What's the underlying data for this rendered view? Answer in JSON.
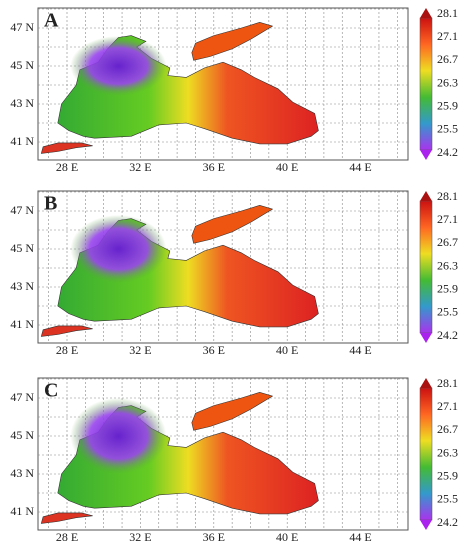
{
  "panels": [
    {
      "label": "A"
    },
    {
      "label": "B"
    },
    {
      "label": "C"
    }
  ],
  "lat_labels": [
    "47 N",
    "45 N",
    "43 N",
    "41 N"
  ],
  "lon_labels": [
    "28 E",
    "32 E",
    "36 E",
    "40 E",
    "44 E"
  ],
  "colorbar_labels": [
    "28.1",
    "27.1",
    "26.7",
    "26.3",
    "25.9",
    "25.5",
    "24.2"
  ]
}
───
> **Challenge**:
Retype the entries word for word. Omit any images.

> **Solution for this problem**:
What's the underlying data for this rendered view? Answer in JSON.
{
  "panels": [
    {
      "label": "A"
    },
    {
      "label": "B"
    },
    {
      "label": "C"
    }
  ],
  "lat_labels": [
    "47 N",
    "45 N",
    "43 N",
    "41 N"
  ],
  "lon_labels": [
    "28 E",
    "32 E",
    "36 E",
    "40 E",
    "44 E"
  ],
  "colorbar_labels": [
    "28.1",
    "27.1",
    "26.7",
    "26.3",
    "25.9",
    "25.5",
    "24.2"
  ]
}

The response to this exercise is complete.